[Your objective] In the entries below, count the lines holding "Related". Reply with the number only.

[Dataset]
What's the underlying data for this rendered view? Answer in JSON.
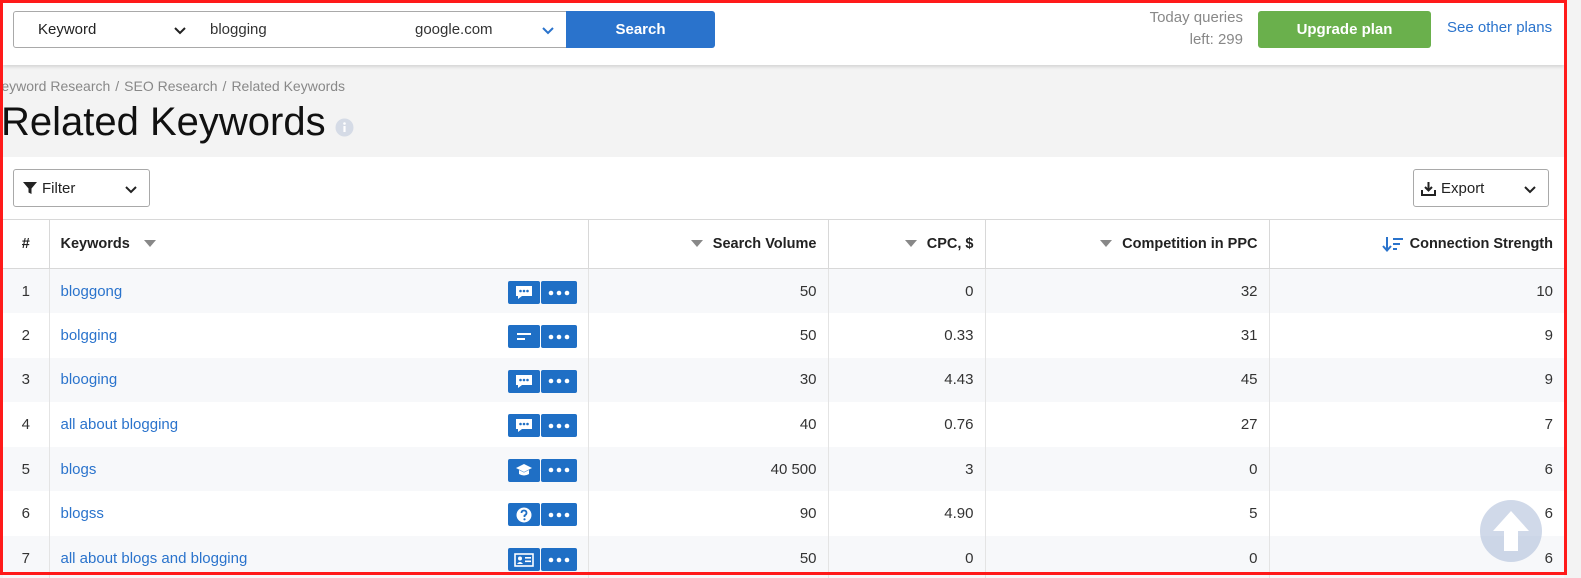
{
  "search": {
    "type_label": "Keyword",
    "query": "blogging",
    "domain": "google.com",
    "search_label": "Search"
  },
  "account": {
    "queries_line1": "Today queries",
    "queries_line2": "left: 299",
    "upgrade_label": "Upgrade plan",
    "other_plans_label": "See other plans"
  },
  "breadcrumb": [
    "Keyword Research",
    "SEO Research",
    "Related Keywords"
  ],
  "page_title": "Related Keywords",
  "toolbar": {
    "filter_label": "Filter",
    "export_label": "Export"
  },
  "table": {
    "headers": {
      "index": "#",
      "keywords": "Keywords",
      "volume": "Search Volume",
      "cpc": "CPC, $",
      "competition": "Competition in PPC",
      "strength": "Connection Strength"
    },
    "rows": [
      {
        "n": "1",
        "keyword": "bloggong",
        "icon": "comment-icon",
        "volume": "50",
        "cpc": "0",
        "competition": "32",
        "strength": "10"
      },
      {
        "n": "2",
        "keyword": "bolgging",
        "icon": "text-lines-icon",
        "volume": "50",
        "cpc": "0.33",
        "competition": "31",
        "strength": "9"
      },
      {
        "n": "3",
        "keyword": "blooging",
        "icon": "comment-icon",
        "volume": "30",
        "cpc": "4.43",
        "competition": "45",
        "strength": "9"
      },
      {
        "n": "4",
        "keyword": "all about blogging",
        "icon": "comment-icon",
        "volume": "40",
        "cpc": "0.76",
        "competition": "27",
        "strength": "7"
      },
      {
        "n": "5",
        "keyword": "blogs",
        "icon": "graduation-cap-icon",
        "volume": "40 500",
        "cpc": "3",
        "competition": "0",
        "strength": "6"
      },
      {
        "n": "6",
        "keyword": "blogss",
        "icon": "question-icon",
        "volume": "90",
        "cpc": "4.90",
        "competition": "5",
        "strength": "6"
      },
      {
        "n": "7",
        "keyword": "all about blogs and blogging",
        "icon": "id-card-icon",
        "volume": "50",
        "cpc": "0",
        "competition": "0",
        "strength": "6"
      }
    ]
  },
  "colors": {
    "primary": "#2a73cc",
    "upgrade": "#6ab04c",
    "frame": "#ff1a1a"
  }
}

[Task output] 2